2013-09-11 Thread Grégory Alvarez
Hello,

Over the past year I was in contact with different cryptographers (I was 
designing a new symmetric algorithm) and they all told me in order to publish 
it no governmental authorization was needed. They also told me that they 
publish paper all the time without having an authorization.

However there is the Wassenaar Arrangement between US, Europe and other 
countries that regulate the export and use of cryptography 
(http://www.wassenaar.org/introduction/index.html).

The Article 3 of the chapter 2 of the european law says : An authorisation 
shall be required for the export of the dual-use items listed in Annex I 
(http://eur-lex.europa.eu/LexUriServ/LexUriServ.do?uri=OJ:L:2009:134:0001:0269:en:PDF).

Set tasks:
(a) Answer these from the cryptography message:
(i) What was the writer designing while in contact with cryptographers?
(ii) Which parties does the message say the Wassenaar Arrangement is between?
(iii) Which article and chapter of the European law does the message quote?
(b) Return the part of the cryptography message from "2013-09-11 Thread Grégory" to "(http://www.wassenaar.org/introduction/index.html).", copied verbatim.
The entries are not needed for anything here.

Records:
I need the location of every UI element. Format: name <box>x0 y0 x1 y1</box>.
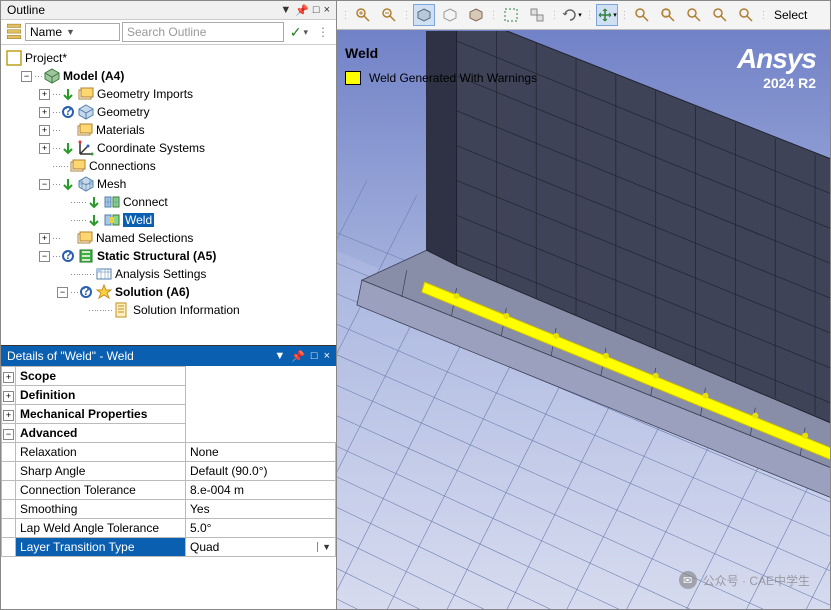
zoom-prev-icon[interactable] <box>683 4 705 26</box>
zoom-window-icon[interactable] <box>657 4 679 26</box>
svg-text:?: ? <box>64 105 71 118</box>
section-scope[interactable]: +Scope <box>2 367 336 386</box>
filter-options-icon[interactable]: ⋮ <box>314 23 332 41</box>
outline-dropdown-icon[interactable]: ▼ <box>280 4 291 16</box>
prop-sharp-angle[interactable]: Sharp AngleDefault (90.0°) <box>2 462 336 481</box>
zoom-in-icon[interactable] <box>352 4 374 26</box>
dropdown-button[interactable]: ▼ <box>317 542 331 552</box>
apply-filter-button[interactable]: ✓▾ <box>286 24 312 41</box>
section-mech-props[interactable]: +Mechanical Properties <box>2 405 336 424</box>
tree-connections[interactable]: ⋯⋯ Connections <box>3 157 334 175</box>
zoom-ext-icon[interactable] <box>709 4 731 26</box>
svg-text:?: ? <box>64 249 71 262</box>
search-input[interactable]: Search Outline <box>122 22 284 42</box>
weld-title: Weld <box>345 45 537 61</box>
tree-weld[interactable]: ⋯⋯ Weld <box>3 211 334 229</box>
watermark: ✉ 公众号 · CAE中学生 <box>679 571 810 589</box>
details-dropdown-icon[interactable]: ▼ <box>274 350 285 362</box>
filter-icon[interactable] <box>5 23 23 41</box>
mesh-viewport[interactable] <box>337 31 830 609</box>
outline-title-bar: Outline ▼ 📌 □ × <box>1 1 336 20</box>
prop-smoothing[interactable]: SmoothingYes <box>2 500 336 519</box>
svg-text:?: ? <box>82 285 89 298</box>
details-title: Details of "Weld" - Weld <box>7 349 134 363</box>
chevron-down-icon: ▼ <box>66 27 75 37</box>
tree-connect[interactable]: ⋯⋯ Connect <box>3 193 334 211</box>
tree-model[interactable]: −⋯ Model (A4) <box>3 67 334 85</box>
details-title-bar: Details of "Weld" - Weld ▼ 📌 □ × <box>1 346 336 366</box>
tree-analysis-settings[interactable]: ⋯⋯⋯ Analysis Settings <box>3 265 334 283</box>
tree-mesh[interactable]: −⋯ Mesh <box>3 175 334 193</box>
rotate-icon[interactable]: ▾ <box>561 4 583 26</box>
weld-legend-text: Weld Generated With Warnings <box>369 71 537 85</box>
tree-geometry[interactable]: +⋯ ? Geometry <box>3 103 334 121</box>
prop-conn-tol[interactable]: Connection Tolerance8.e-004 m <box>2 481 336 500</box>
details-maximize-icon[interactable]: □ <box>311 350 318 362</box>
prop-layer-trans[interactable]: Layer Transition TypeQuad▼ <box>2 538 336 557</box>
zoom-out-icon[interactable] <box>378 4 400 26</box>
outline-close-icon[interactable]: × <box>324 4 330 16</box>
outline-maximize-icon[interactable]: □ <box>313 4 320 16</box>
zoom-fit-icon[interactable] <box>631 4 653 26</box>
rect-select-icon[interactable] <box>500 4 522 26</box>
expander-icon[interactable]: − <box>21 71 32 82</box>
outline-pin-icon[interactable]: 📌 <box>295 4 309 17</box>
graphics-toolbar: ⋮ ⋮ ⋮ ⋮ ▾ ⋮ ▾ ⋮ ⋮ Select <box>337 1 830 30</box>
filter-type-dropdown[interactable]: Name ▼ <box>25 23 120 41</box>
tree-geometry-imports[interactable]: +⋯ Geometry Imports <box>3 85 334 103</box>
tree-coord-systems[interactable]: +⋯ Coordinate Systems <box>3 139 334 157</box>
tree-solution[interactable]: −⋯ ? Solution (A6) <box>3 283 334 301</box>
tree-solution-info[interactable]: ⋯⋯⋯ Solution Information <box>3 301 334 319</box>
box-wire-icon[interactable] <box>439 4 461 26</box>
property-table: +Scope +Definition +Mechanical Propertie… <box>1 366 336 557</box>
section-advanced[interactable]: −Advanced <box>2 424 336 443</box>
model-tree: Project* −⋯ Model (A4) +⋯ Geometry Impor… <box>1 45 336 345</box>
pan-icon[interactable]: ▾ <box>596 4 618 26</box>
section-definition[interactable]: +Definition <box>2 386 336 405</box>
box-select-icon[interactable] <box>413 4 435 26</box>
wechat-icon: ✉ <box>679 571 697 589</box>
iso-view-icon[interactable] <box>526 4 548 26</box>
prop-relaxation[interactable]: RelaxationNone <box>2 443 336 462</box>
ansys-logo: Ansys 2024 R2 <box>737 43 816 91</box>
details-close-icon[interactable]: × <box>324 350 330 362</box>
tree-named-selections[interactable]: +⋯ Named Selections <box>3 229 334 247</box>
details-pin-icon[interactable]: 📌 <box>291 350 305 363</box>
zoom-all-icon[interactable] <box>735 4 757 26</box>
tree-static-structural[interactable]: −⋯ ? Static Structural (A5) <box>3 247 334 265</box>
cube-icon[interactable] <box>465 4 487 26</box>
tree-project[interactable]: Project* <box>3 49 334 67</box>
select-mode-label[interactable]: Select <box>774 8 807 22</box>
filter-type-label: Name <box>30 25 62 39</box>
weld-legend-panel: Weld Weld Generated With Warnings <box>345 45 537 85</box>
tree-materials[interactable]: +⋯ Materials <box>3 121 334 139</box>
outline-title: Outline <box>7 3 45 17</box>
weld-warning-swatch <box>345 71 361 85</box>
prop-lap-tol[interactable]: Lap Weld Angle Tolerance5.0° <box>2 519 336 538</box>
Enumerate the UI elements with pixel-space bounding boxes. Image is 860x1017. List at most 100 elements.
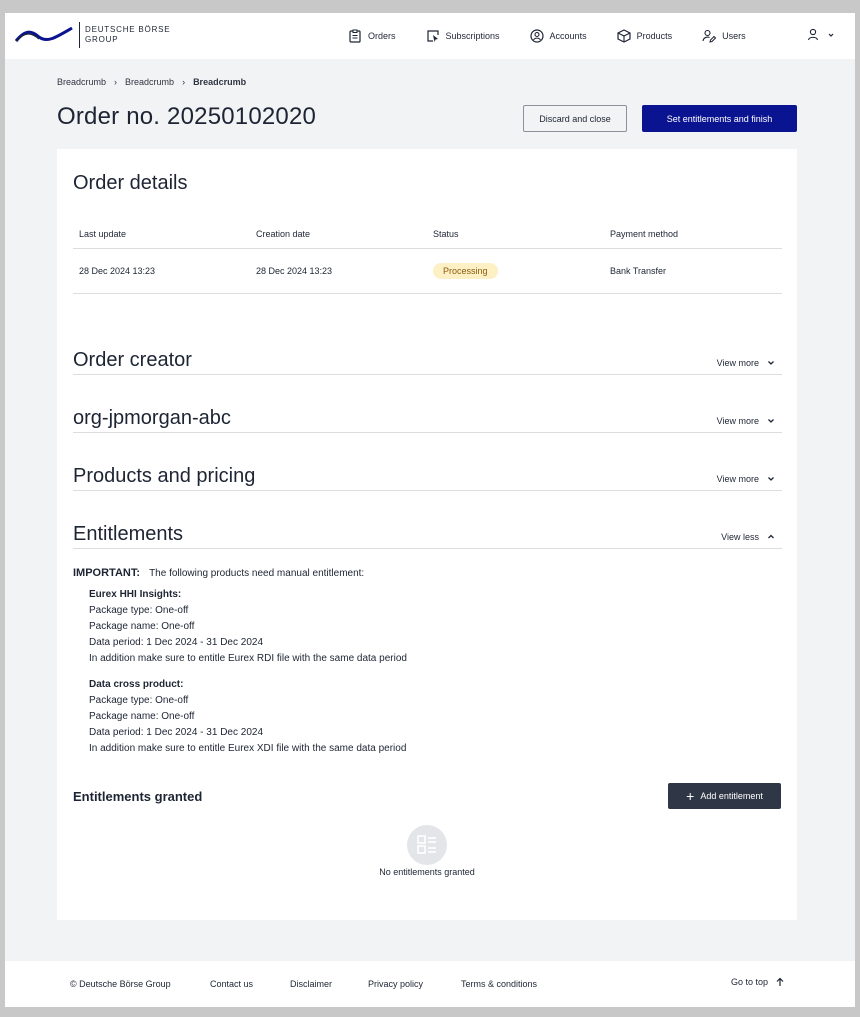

Answers given:
(a)
(i) A new symmetric algorithm.
(ii) The US, Europe and other countries.
(iii) Article 3 of chapter 2.

(b)
2013-09-11 Thread Grégory Alvarez
Hello,

Over the past year I was in contact with different cryptographers (I was 
designing a new symmetric algorithm) and they all told me in order to publish 
it no governmental authorization was needed. They also told me that they 
publish paper all the time without having an authorization.

However there is the Wassenaar Arrangement between US, Europe and other 
countries that regulate the export and use of cryptography 
(http://www.wassenaar.org/introduction/index.html).